— AIM OF THE TASK —
Separate out the lines that hold "prawidłowa".
──────────────────────────────
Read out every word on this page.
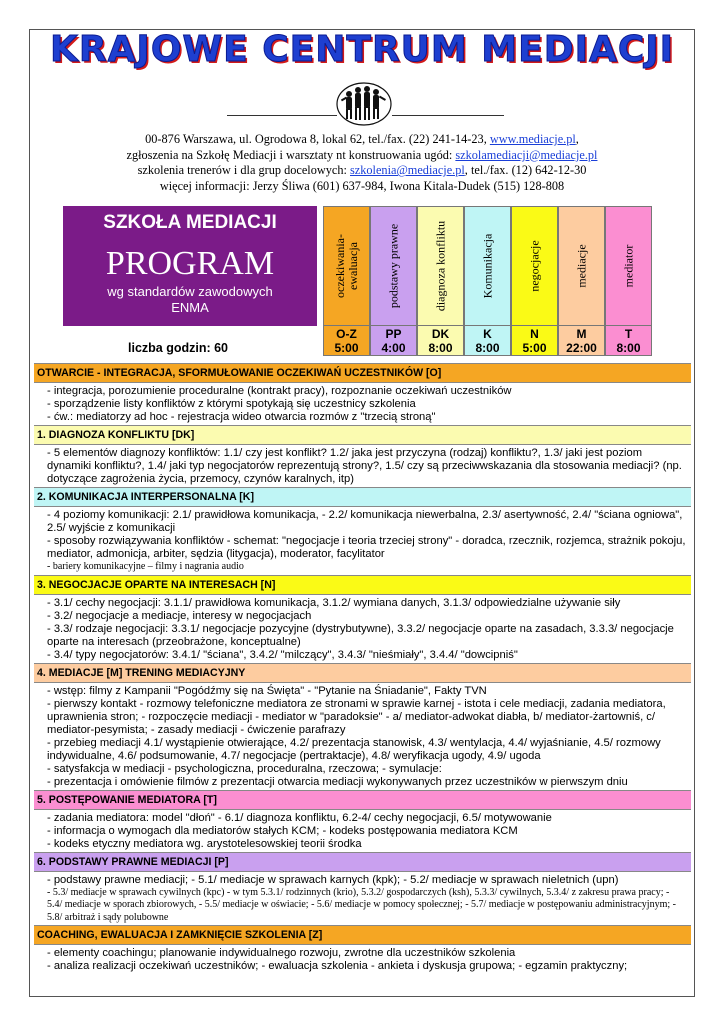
KRAJOWE CENTRUM MEDIACJI
00-876 Warszawa, ul. Ogrodowa 8, lokal 62, tel./fax. (22) 241-14-23, www.mediacje.pl,
zgłoszenia na Szkołę Mediacji i warsztaty nt konstruowania ugód: szkolamediacji@mediacje.pl
szkolenia trenerów i dla grup docelowych: szkolenia@mediacje.pl, tel./fax. (12) 642-12-30
więcej informacji: Jerzy Śliwa (601) 637-984, Iwona Kitala-Dudek (515) 128-808
SZKOŁA MEDIACJI
PROGRAM
wg standardów zawodowych
ENMA
liczba godzin: 60
oczekiwania- ewaluacja
O-Z
5:00
podstawy prawne
PP
4:00
diagnoza konfliktu
DK
8:00
Komunikacja
K
8:00
negocjacje
N
5:00
mediacje
M
22:00
mediator
T
8:00
OTWARCIE - INTEGRACJA, SFORMUŁOWANIE OCZEKIWAŃ UCZESTNIKÓW [O]
- integracja, porozumienie proceduralne (kontrakt pracy), rozpoznanie oczekiwań uczestników
- sporządzenie listy konfliktów z którymi spotykają się uczestnicy szkolenia
- ćw.: mediatorzy ad hoc - rejestracja wideo otwarcia rozmów z "trzecią stroną"
1. DIAGNOZA KONFLIKTU [DK]
- 5 elementów diagnozy konfliktów: 1.1/ czy jest konflikt? 1.2/ jaka jest przyczyna (rodzaj) konfliktu?, 1.3/ jaki jest poziom dynamiki konfliktu?, 1.4/ jaki typ negocjatorów reprezentują strony?, 1.5/ czy są przeciwwskazania dla stosowania mediacji? (np. dotyczące zagrożenia życia, przemocy, czynów karalnych, itp)
2. KOMUNIKACJA INTERPERSONALNA [K]
- 4 poziomy komunikacji: 2.1/ prawidłowa komunikacja, - 2.2/ komunikacja niewerbalna, 2.3/ asertywność, 2.4/ "ściana ogniowa", 2.5/ wyjście z komunikacji
- sposoby rozwiązywania konfliktów - schemat: "negocjacje i teoria trzeciej strony" - doradca, rzecznik, rozjemca, strażnik pokoju, mediator, admonicja, arbiter, sędzia (litygacja), moderator, facylitator
- bariery komunikacyjne – filmy i nagrania audio
3. NEGOCJACJE OPARTE NA INTERESACH [N]
- 3.1/ cechy negocjacji: 3.1.1/ prawidłowa komunikacja, 3.1.2/ wymiana danych, 3.1.3/ odpowiedzialne używanie siły
- 3.2/ negocjacje a mediacje, interesy w negocjacjach
- 3.3/ rodzaje negocjacji: 3.3.1/ negocjacje pozycyjne (dystrybutywne), 3.3.2/ negocjacje oparte na zasadach, 3.3.3/ negocjacje oparte na interesach (przeobrażone, konceptualne)
- 3.4/ typy negocjatorów: 3.4.1/ "ściana", 3.4.2/ "milczący", 3.4.3/ "nieśmiały", 3.4.4/ "dowcipniś"
4. MEDIACJE [M] TRENING MEDIACYJNY
- wstęp: filmy z Kampanii "Pogódźmy się na Święta" - "Pytanie na Śniadanie", Fakty TVN
- pierwszy kontakt - rozmowy telefoniczne mediatora ze stronami w sprawie karnej - istota i cele mediacji, zadania mediatora, uprawnienia stron; - rozpoczęcie mediacji - mediator w "paradoksie" - a/ mediator-adwokat diabła, b/ mediator-żartowniś, c/ mediator-pesymista; - zasady mediacji - ćwiczenie parafrazy
- przebieg mediacji 4.1/ wystąpienie otwierające, 4.2/ prezentacja stanowisk, 4.3/ wentylacja, 4.4/ wyjaśnianie, 4.5/ rozmowy indywidualne, 4.6/ podsumowanie, 4.7/ negocjacje (pertraktacje), 4.8/ weryfikacja ugody, 4.9/ ugoda
- satysfakcja w mediacji - psychologiczna, proceduralna, rzeczowa; - symulacje:
- prezentacja i omówienie filmów z prezentacji otwarcia mediacji wykonywanych przez uczestników w pierwszym dniu
5. POSTĘPOWANIE MEDIATORA [T]
- zadania mediatora: model "dłoń" - 6.1/ diagnoza konfliktu, 6.2-4/ cechy negocjacji, 6.5/ motywowanie
- informacja o wymogach dla mediatorów stałych KCM; - kodeks postępowania mediatora KCM
- kodeks etyczny mediatora wg. arystotelesowskiej teorii środka
6. PODSTAWY PRAWNE MEDIACJI [P]
- podstawy prawne mediacji; - 5.1/ mediacje w sprawach karnych (kpk); - 5.2/ mediacje w sprawach nieletnich (upn)
- 5.3/ mediacje w sprawach cywilnych (kpc) - w tym 5.3.1/ rodzinnych (krio), 5.3.2/ gospodarczych (ksh), 5.3.3/ cywilnych, 5.3.4/ z zakresu prawa pracy; - 5.4/ mediacje w sporach zbiorowych, - 5.5/ mediacje w oświacie; - 5.6/ mediacje w pomocy społecznej; - 5.7/ mediacje w postępowaniu administracyjnym; - 5.8/ arbitraż i sądy polubowne
COACHING, EWALUACJA I ZAMKNIĘCIE SZKOLENIA [Z]
- elementy coachingu; planowanie indywidualnego rozwoju, zwrotne dla uczestników szkolenia
- analiza realizacji oczekiwań uczestników; - ewaluacja szkolenia - ankieta i dyskusja grupowa; - egzamin praktyczny;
──────────────────────────────
— EXERCISE SOLUTION —
- 4 poziomy komunikacji: 2.1/ prawidłowa komunikacja, - 2.2/ komunikacja niewerbalna, 2.3/ asertywność, 2.4/ "ściana ogniowa", 2.5/ wyjście z komunikacji
- 3.1/ cechy negocjacji: 3.1.1/ prawidłowa komunikacja, 3.1.2/ wymiana danych, 3.1.3/ odpowiedzialne używanie siły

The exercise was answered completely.